> [STORED ROWS]

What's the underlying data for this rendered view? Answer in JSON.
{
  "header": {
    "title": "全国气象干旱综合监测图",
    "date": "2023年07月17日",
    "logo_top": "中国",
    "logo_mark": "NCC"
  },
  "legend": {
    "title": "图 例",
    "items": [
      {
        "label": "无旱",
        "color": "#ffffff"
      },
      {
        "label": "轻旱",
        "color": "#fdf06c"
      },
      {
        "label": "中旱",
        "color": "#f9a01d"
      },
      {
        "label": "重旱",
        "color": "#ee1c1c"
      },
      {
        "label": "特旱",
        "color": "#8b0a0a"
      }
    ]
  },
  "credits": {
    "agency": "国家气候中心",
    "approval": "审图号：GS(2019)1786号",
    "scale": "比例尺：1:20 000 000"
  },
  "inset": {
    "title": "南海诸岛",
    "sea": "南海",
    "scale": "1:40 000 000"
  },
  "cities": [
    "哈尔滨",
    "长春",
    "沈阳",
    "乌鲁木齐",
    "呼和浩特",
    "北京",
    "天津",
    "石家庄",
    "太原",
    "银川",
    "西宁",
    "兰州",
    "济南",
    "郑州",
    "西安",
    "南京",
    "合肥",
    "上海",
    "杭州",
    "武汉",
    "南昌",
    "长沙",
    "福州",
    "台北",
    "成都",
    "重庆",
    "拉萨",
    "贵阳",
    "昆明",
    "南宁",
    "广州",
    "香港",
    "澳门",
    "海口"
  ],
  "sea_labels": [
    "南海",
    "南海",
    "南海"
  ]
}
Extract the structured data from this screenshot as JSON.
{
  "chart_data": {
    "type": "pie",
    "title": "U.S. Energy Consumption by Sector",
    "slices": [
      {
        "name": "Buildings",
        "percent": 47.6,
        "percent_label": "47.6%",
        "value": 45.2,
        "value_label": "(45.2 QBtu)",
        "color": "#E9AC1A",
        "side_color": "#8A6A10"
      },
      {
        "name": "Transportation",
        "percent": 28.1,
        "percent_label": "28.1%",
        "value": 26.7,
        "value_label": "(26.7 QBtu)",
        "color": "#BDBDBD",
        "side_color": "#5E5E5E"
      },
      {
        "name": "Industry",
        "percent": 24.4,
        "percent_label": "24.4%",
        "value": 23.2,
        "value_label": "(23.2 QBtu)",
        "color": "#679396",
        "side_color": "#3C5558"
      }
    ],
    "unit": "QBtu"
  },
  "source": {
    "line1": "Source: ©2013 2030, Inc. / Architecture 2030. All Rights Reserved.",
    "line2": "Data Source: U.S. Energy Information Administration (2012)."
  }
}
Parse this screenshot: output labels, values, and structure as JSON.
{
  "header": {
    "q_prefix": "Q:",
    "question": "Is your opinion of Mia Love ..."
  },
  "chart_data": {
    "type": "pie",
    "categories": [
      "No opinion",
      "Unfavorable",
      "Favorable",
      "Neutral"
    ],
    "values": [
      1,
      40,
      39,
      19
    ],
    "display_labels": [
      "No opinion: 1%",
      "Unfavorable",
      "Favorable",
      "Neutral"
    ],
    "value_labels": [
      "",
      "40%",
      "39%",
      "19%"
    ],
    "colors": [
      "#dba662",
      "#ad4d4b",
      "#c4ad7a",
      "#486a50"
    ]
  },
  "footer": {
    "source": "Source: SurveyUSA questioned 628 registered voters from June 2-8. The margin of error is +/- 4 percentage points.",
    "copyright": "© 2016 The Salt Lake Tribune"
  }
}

> [REQUIREMENT] Emit the full listing verbatim.

> [ANSWER TO THE PROBLEM]
What's the underlying data for this rendered view? Answer in JSON.
{
  "header": {
    "title": "全国气象干旱综合监测图",
    "date": "2023年07月17日",
    "logo_top": "中国",
    "logo_mark": "NCC"
  },
  "legend": {
    "title": "图 例",
    "items": [
      {
        "label": "无旱",
        "color": "#ffffff"
      },
      {
        "label": "轻旱",
        "color": "#fdf06c"
      },
      {
        "label": "中旱",
        "color": "#f9a01d"
      },
      {
        "label": "重旱",
        "color": "#ee1c1c"
      },
      {
        "label": "特旱",
        "color": "#8b0a0a"
      }
    ]
  },
  "credits": {
    "agency": "国家气候中心",
    "approval": "审图号：GS(2019)1786号",
    "scale": "比例尺：1:20 000 000"
  },
  "inset": {
    "title": "南海诸岛",
    "sea": "南海",
    "scale": "1:40 000 000"
  },
  "cities": [
    "哈尔滨",
    "长春",
    "沈阳",
    "乌鲁木齐",
    "呼和浩特",
    "北京",
    "天津",
    "石家庄",
    "太原",
    "银川",
    "西宁",
    "兰州",
    "济南",
    "郑州",
    "西安",
    "南京",
    "合肥",
    "上海",
    "杭州",
    "武汉",
    "南昌",
    "长沙",
    "福州",
    "台北",
    "成都",
    "重庆",
    "拉萨",
    "贵阳",
    "昆明",
    "南宁",
    "广州",
    "香港",
    "澳门",
    "海口"
  ],
  "sea_labels": [
    "南海",
    "南海",
    "南海"
  ]
}
Extract the structured data from this screenshot as JSON.
{
  "chart_data": {
    "type": "pie",
    "title": "U.S. Energy Consumption by Sector",
    "slices": [
      {
        "name": "Buildings",
        "percent": 47.6,
        "percent_label": "47.6%",
        "value": 45.2,
        "value_label": "(45.2 QBtu)",
        "color": "#E9AC1A",
        "side_color": "#8A6A10"
      },
      {
        "name": "Transportation",
        "percent": 28.1,
        "percent_label": "28.1%",
        "value": 26.7,
        "value_label": "(26.7 QBtu)",
        "color": "#BDBDBD",
        "side_color": "#5E5E5E"
      },
      {
        "name": "Industry",
        "percent": 24.4,
        "percent_label": "24.4%",
        "value": 23.2,
        "value_label": "(23.2 QBtu)",
        "color": "#679396",
        "side_color": "#3C5558"
      }
    ],
    "unit": "QBtu"
  },
  "source": {
    "line1": "Source: ©2013 2030, Inc. / Architecture 2030. All Rights Reserved.",
    "line2": "Data Source: U.S. Energy Information Administration (2012)."
  }
}
Parse this screenshot: output labels, values, and structure as JSON.
{
  "header": {
    "q_prefix": "Q:",
    "question": "Is your opinion of Mia Love ..."
  },
  "chart_data": {
    "type": "pie",
    "categories": [
      "No opinion",
      "Unfavorable",
      "Favorable",
      "Neutral"
    ],
    "values": [
      1,
      40,
      39,
      19
    ],
    "display_labels": [
      "No opinion: 1%",
      "Unfavorable",
      "Favorable",
      "Neutral"
    ],
    "value_labels": [
      "",
      "40%",
      "39%",
      "19%"
    ],
    "colors": [
      "#dba662",
      "#ad4d4b",
      "#c4ad7a",
      "#486a50"
    ]
  },
  "footer": {
    "source": "Source: SurveyUSA questioned 628 registered voters from June 2-8. The margin of error is +/- 4 percentage points.",
    "copyright": "© 2016 The Salt Lake Tribune"
  }
}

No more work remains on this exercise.